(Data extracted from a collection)
===============

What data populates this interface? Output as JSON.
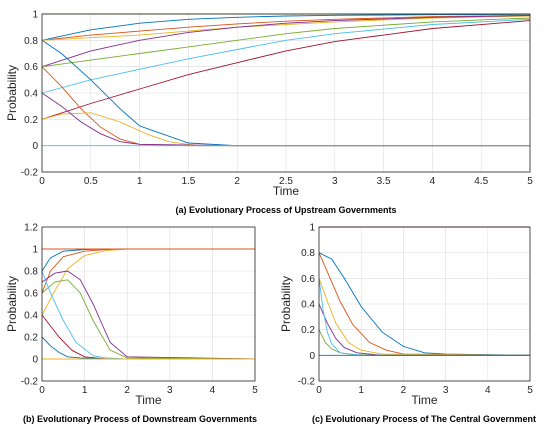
{
  "figure": {
    "panels": [
      {
        "id": "a",
        "caption": "(a) Evolutionary Process of Upstream Governments"
      },
      {
        "id": "b",
        "caption": "(b) Evolutionary Process of Downstream Governments"
      },
      {
        "id": "c",
        "caption": "(c) Evolutionary Process of The Central Government"
      }
    ]
  },
  "chart_data": [
    {
      "type": "line",
      "title": "",
      "xlabel": "Time",
      "ylabel": "Probability",
      "xlim": [
        0,
        5
      ],
      "ylim": [
        -0.2,
        1
      ],
      "xticks": [
        "0",
        "0.5",
        "1",
        "1.5",
        "2",
        "2.5",
        "3",
        "3.5",
        "4",
        "4.5",
        "5"
      ],
      "xtick_values": [
        0,
        0.5,
        1,
        1.5,
        2,
        2.5,
        3,
        3.5,
        4,
        4.5,
        5
      ],
      "yticks": [
        "-0.2",
        "0",
        "0.2",
        "0.4",
        "0.6",
        "0.8",
        "1"
      ],
      "ytick_values": [
        -0.2,
        0,
        0.2,
        0.4,
        0.6,
        0.8,
        1
      ],
      "grid": true,
      "palette": [
        "#0072BD",
        "#D95319",
        "#EDB120",
        "#7E2F8E",
        "#77AC30",
        "#4DBEEE",
        "#A2142F"
      ],
      "series": [
        {
          "x": [
            0,
            0.5,
            1,
            1.5,
            2,
            2.5,
            3,
            4,
            5
          ],
          "values": [
            0.8,
            0.88,
            0.93,
            0.96,
            0.975,
            0.985,
            0.99,
            0.995,
            0.998
          ]
        },
        {
          "x": [
            0,
            0.5,
            1,
            1.5,
            2,
            2.5,
            3,
            4,
            5
          ],
          "values": [
            0.8,
            0.84,
            0.87,
            0.9,
            0.925,
            0.945,
            0.96,
            0.98,
            0.99
          ]
        },
        {
          "x": [
            0,
            0.5,
            1,
            1.5,
            2,
            2.5,
            3,
            4,
            5
          ],
          "values": [
            0.8,
            0.82,
            0.84,
            0.87,
            0.9,
            0.92,
            0.94,
            0.97,
            0.985
          ]
        },
        {
          "x": [
            0,
            0.5,
            1,
            1.5,
            2,
            2.5,
            3,
            4,
            5
          ],
          "values": [
            0.6,
            0.72,
            0.8,
            0.86,
            0.9,
            0.93,
            0.95,
            0.975,
            0.988
          ]
        },
        {
          "x": [
            0,
            0.5,
            1,
            1.5,
            2,
            2.5,
            3,
            4,
            5
          ],
          "values": [
            0.6,
            0.65,
            0.7,
            0.75,
            0.8,
            0.85,
            0.89,
            0.94,
            0.97
          ]
        },
        {
          "x": [
            0,
            0.5,
            1,
            1.5,
            2,
            2.5,
            3,
            4,
            5
          ],
          "values": [
            0.4,
            0.5,
            0.58,
            0.66,
            0.73,
            0.8,
            0.85,
            0.92,
            0.96
          ]
        },
        {
          "x": [
            0,
            0.5,
            1,
            1.5,
            2,
            2.5,
            3,
            4,
            5
          ],
          "values": [
            0.2,
            0.32,
            0.43,
            0.54,
            0.63,
            0.72,
            0.79,
            0.89,
            0.95
          ]
        },
        {
          "x": [
            0,
            0.2,
            0.5,
            0.8,
            1,
            1.5,
            2,
            3,
            5
          ],
          "values": [
            0.8,
            0.7,
            0.5,
            0.28,
            0.15,
            0.02,
            0,
            0,
            0
          ]
        },
        {
          "x": [
            0,
            0.2,
            0.4,
            0.6,
            0.8,
            1,
            1.5,
            3,
            5
          ],
          "values": [
            0.6,
            0.45,
            0.28,
            0.14,
            0.05,
            0.01,
            0,
            0,
            0
          ]
        },
        {
          "x": [
            0,
            0.2,
            0.5,
            0.8,
            1.1,
            1.3,
            1.6,
            3,
            5
          ],
          "values": [
            0.2,
            0.24,
            0.25,
            0.18,
            0.08,
            0.03,
            0,
            0,
            0
          ]
        },
        {
          "x": [
            0,
            0.2,
            0.4,
            0.6,
            0.8,
            1,
            2,
            5
          ],
          "values": [
            0.4,
            0.3,
            0.18,
            0.09,
            0.03,
            0.01,
            0,
            0
          ]
        },
        {
          "x": [
            0,
            5
          ],
          "values": [
            1,
            1
          ]
        },
        {
          "x": [
            0,
            5
          ],
          "values": [
            0,
            0
          ]
        }
      ]
    },
    {
      "type": "line",
      "title": "",
      "xlabel": "Time",
      "ylabel": "Probability",
      "xlim": [
        0,
        5
      ],
      "ylim": [
        -0.2,
        1.2
      ],
      "xticks": [
        "0",
        "1",
        "2",
        "3",
        "4",
        "5"
      ],
      "xtick_values": [
        0,
        1,
        2,
        3,
        4,
        5
      ],
      "yticks": [
        "-0.2",
        "0",
        "0.2",
        "0.4",
        "0.6",
        "0.8",
        "1",
        "1.2"
      ],
      "ytick_values": [
        -0.2,
        0,
        0.2,
        0.4,
        0.6,
        0.8,
        1,
        1.2
      ],
      "grid": true,
      "palette": [
        "#0072BD",
        "#D95319",
        "#EDB120",
        "#7E2F8E",
        "#77AC30",
        "#4DBEEE",
        "#A2142F"
      ],
      "series": [
        {
          "x": [
            0,
            0.2,
            0.5,
            1,
            1.5,
            2,
            5
          ],
          "values": [
            0.8,
            0.92,
            0.98,
            0.995,
            1,
            1,
            1
          ]
        },
        {
          "x": [
            0,
            0.2,
            0.5,
            1,
            1.5,
            2,
            5
          ],
          "values": [
            0.6,
            0.8,
            0.93,
            0.98,
            0.995,
            1,
            1
          ]
        },
        {
          "x": [
            0,
            0.3,
            0.6,
            1,
            1.5,
            2,
            5
          ],
          "values": [
            0.4,
            0.62,
            0.82,
            0.94,
            0.985,
            1,
            1
          ]
        },
        {
          "x": [
            0,
            0.3,
            0.6,
            0.9,
            1.2,
            1.6,
            2,
            5
          ],
          "values": [
            0.7,
            0.78,
            0.8,
            0.72,
            0.5,
            0.15,
            0.02,
            0
          ]
        },
        {
          "x": [
            0,
            0.3,
            0.6,
            0.9,
            1.2,
            1.6,
            2,
            5
          ],
          "values": [
            0.6,
            0.7,
            0.72,
            0.6,
            0.35,
            0.08,
            0.01,
            0
          ]
        },
        {
          "x": [
            0,
            0.2,
            0.5,
            0.8,
            1.2,
            1.5,
            2,
            5
          ],
          "values": [
            0.8,
            0.6,
            0.35,
            0.15,
            0.03,
            0.01,
            0,
            0
          ]
        },
        {
          "x": [
            0,
            0.2,
            0.4,
            0.7,
            1,
            1.5,
            5
          ],
          "values": [
            0.4,
            0.3,
            0.2,
            0.08,
            0.02,
            0,
            0
          ]
        },
        {
          "x": [
            0,
            0.2,
            0.4,
            0.6,
            0.9,
            1.5,
            5
          ],
          "values": [
            0.2,
            0.12,
            0.06,
            0.02,
            0.01,
            0,
            0
          ]
        },
        {
          "x": [
            0,
            5
          ],
          "values": [
            1,
            1
          ]
        },
        {
          "x": [
            0,
            5
          ],
          "values": [
            0,
            0
          ]
        }
      ]
    },
    {
      "type": "line",
      "title": "",
      "xlabel": "Time",
      "ylabel": "Probability",
      "xlim": [
        0,
        5
      ],
      "ylim": [
        -0.2,
        1
      ],
      "xticks": [
        "0",
        "1",
        "2",
        "3",
        "4",
        "5"
      ],
      "xtick_values": [
        0,
        1,
        2,
        3,
        4,
        5
      ],
      "yticks": [
        "-0.2",
        "0",
        "0.2",
        "0.4",
        "0.6",
        "0.8",
        "1"
      ],
      "ytick_values": [
        -0.2,
        0,
        0.2,
        0.4,
        0.6,
        0.8,
        1
      ],
      "grid": true,
      "palette": [
        "#0072BD",
        "#D95319",
        "#EDB120",
        "#7E2F8E",
        "#77AC30",
        "#4DBEEE",
        "#A2142F"
      ],
      "series": [
        {
          "x": [
            0,
            0.3,
            0.6,
            1,
            1.5,
            2,
            2.5,
            3,
            5
          ],
          "values": [
            0.8,
            0.75,
            0.6,
            0.38,
            0.18,
            0.07,
            0.02,
            0.01,
            0
          ]
        },
        {
          "x": [
            0,
            0.2,
            0.5,
            0.8,
            1.2,
            1.6,
            2,
            5
          ],
          "values": [
            0.8,
            0.65,
            0.42,
            0.24,
            0.1,
            0.04,
            0.01,
            0
          ]
        },
        {
          "x": [
            0,
            0.2,
            0.4,
            0.7,
            1,
            1.5,
            5
          ],
          "values": [
            0.6,
            0.42,
            0.25,
            0.1,
            0.04,
            0.01,
            0
          ]
        },
        {
          "x": [
            0,
            0.2,
            0.4,
            0.6,
            0.9,
            1.5,
            5
          ],
          "values": [
            0.4,
            0.25,
            0.13,
            0.06,
            0.02,
            0,
            0
          ]
        },
        {
          "x": [
            0,
            0.15,
            0.3,
            0.5,
            0.8,
            1.5,
            5
          ],
          "values": [
            0.2,
            0.1,
            0.05,
            0.02,
            0.005,
            0,
            0
          ]
        },
        {
          "x": [
            0,
            0.1,
            0.2,
            0.3,
            0.5,
            1,
            5
          ],
          "values": [
            0.6,
            0.35,
            0.18,
            0.09,
            0.02,
            0,
            0
          ]
        },
        {
          "x": [
            0,
            5
          ],
          "values": [
            1,
            1
          ]
        },
        {
          "x": [
            0,
            5
          ],
          "values": [
            0,
            0
          ]
        }
      ]
    }
  ]
}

===============

To be done
Return only the number of lines in the data that contain "caption".

Reply to the exercise
3